Write out each line exactly as it stands, please.

── RECORDS

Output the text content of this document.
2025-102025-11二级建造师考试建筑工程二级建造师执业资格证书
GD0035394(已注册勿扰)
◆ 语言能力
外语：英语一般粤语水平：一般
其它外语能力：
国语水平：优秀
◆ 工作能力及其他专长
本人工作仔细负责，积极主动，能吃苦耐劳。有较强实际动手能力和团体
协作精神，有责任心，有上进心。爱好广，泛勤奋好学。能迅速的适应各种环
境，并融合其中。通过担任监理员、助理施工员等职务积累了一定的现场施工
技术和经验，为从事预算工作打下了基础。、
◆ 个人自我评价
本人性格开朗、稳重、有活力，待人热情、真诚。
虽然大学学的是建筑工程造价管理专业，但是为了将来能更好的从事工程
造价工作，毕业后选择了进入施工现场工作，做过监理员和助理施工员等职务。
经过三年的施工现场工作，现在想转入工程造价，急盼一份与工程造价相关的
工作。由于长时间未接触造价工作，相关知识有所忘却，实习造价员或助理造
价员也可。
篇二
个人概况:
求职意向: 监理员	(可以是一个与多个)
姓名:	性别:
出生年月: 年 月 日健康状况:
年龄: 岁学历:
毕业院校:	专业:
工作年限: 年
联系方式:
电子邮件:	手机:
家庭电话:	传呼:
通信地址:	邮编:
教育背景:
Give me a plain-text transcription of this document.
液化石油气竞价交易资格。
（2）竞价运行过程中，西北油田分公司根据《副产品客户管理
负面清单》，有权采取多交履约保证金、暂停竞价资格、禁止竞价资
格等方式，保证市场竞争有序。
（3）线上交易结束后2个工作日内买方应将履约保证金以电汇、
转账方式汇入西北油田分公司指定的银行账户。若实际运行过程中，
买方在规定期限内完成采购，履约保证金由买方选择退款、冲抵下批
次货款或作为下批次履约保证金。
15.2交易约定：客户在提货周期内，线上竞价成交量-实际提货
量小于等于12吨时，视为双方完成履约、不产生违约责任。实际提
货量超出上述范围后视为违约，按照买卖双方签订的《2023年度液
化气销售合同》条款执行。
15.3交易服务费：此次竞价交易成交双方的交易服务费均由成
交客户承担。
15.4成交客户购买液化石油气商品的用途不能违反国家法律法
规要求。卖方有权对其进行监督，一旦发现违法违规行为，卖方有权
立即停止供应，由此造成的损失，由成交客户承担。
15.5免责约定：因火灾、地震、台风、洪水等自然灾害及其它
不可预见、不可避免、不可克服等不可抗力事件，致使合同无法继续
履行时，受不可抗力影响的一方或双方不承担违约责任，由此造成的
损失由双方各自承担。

────

TASK RESULT:
Output the text content of this document.
2025-102025-11二级建造师考试建筑工程二级建造师执业资格证书
GD0035394(已注册勿扰)
◆ 语言能力
外语：英语一般粤语水平：一般
其它外语能力：
国语水平：优秀
◆ 工作能力及其他专长
本人工作仔细负责，积极主动，能吃苦耐劳。有较强实际动手能力和团体
协作精神，有责任心，有上进心。爱好广，泛勤奋好学。能迅速的适应各种环
境，并融合其中。通过担任监理员、助理施工员等职务积累了一定的现场施工
技术和经验，为从事预算工作打下了基础。、
◆ 个人自我评价
本人性格开朗、稳重、有活力，待人热情、真诚。
虽然大学学的是建筑工程造价管理专业，但是为了将来能更好的从事工程
造价工作，毕业后选择了进入施工现场工作，做过监理员和助理施工员等职务。
经过三年的施工现场工作，现在想转入工程造价，急盼一份与工程造价相关的
工作。由于长时间未接触造价工作，相关知识有所忘却，实习造价员或助理造
价员也可。
篇二
个人概况:
求职意向: 监理员	(可以是一个与多个)
姓名:	性别:
出生年月: 年 月 日健康状况:
年龄: 岁学历:
毕业院校:	专业:
工作年限: 年
联系方式:
电子邮件:	手机:
家庭电话:	传呼:
通信地址:	邮编:
教育背景:
Give me a plain-text transcription of this document.
液化石油气竞价交易资格。
（2）竞价运行过程中，西北油田分公司根据《副产品客户管理
负面清单》，有权采取多交履约保证金、暂停竞价资格、禁止竞价资
格等方式，保证市场竞争有序。
（3）线上交易结束后2个工作日内买方应将履约保证金以电汇、
转账方式汇入西北油田分公司指定的银行账户。若实际运行过程中，
买方在规定期限内完成采购，履约保证金由买方选择退款、冲抵下批
次货款或作为下批次履约保证金。
15.2交易约定：客户在提货周期内，线上竞价成交量-实际提货
量小于等于12吨时，视为双方完成履约、不产生违约责任。实际提
货量超出上述范围后视为违约，按照买卖双方签订的《2023年度液
化气销售合同》条款执行。
15.3交易服务费：此次竞价交易成交双方的交易服务费均由成
交客户承担。
15.4成交客户购买液化石油气商品的用途不能违反国家法律法
规要求。卖方有权对其进行监督，一旦发现违法违规行为，卖方有权
立即停止供应，由此造成的损失，由成交客户承担。
15.5免责约定：因火灾、地震、台风、洪水等自然灾害及其它
不可预见、不可避免、不可克服等不可抗力事件，致使合同无法继续
履行时，受不可抗力影响的一方或双方不承担违约责任，由此造成的
损失由双方各自承担。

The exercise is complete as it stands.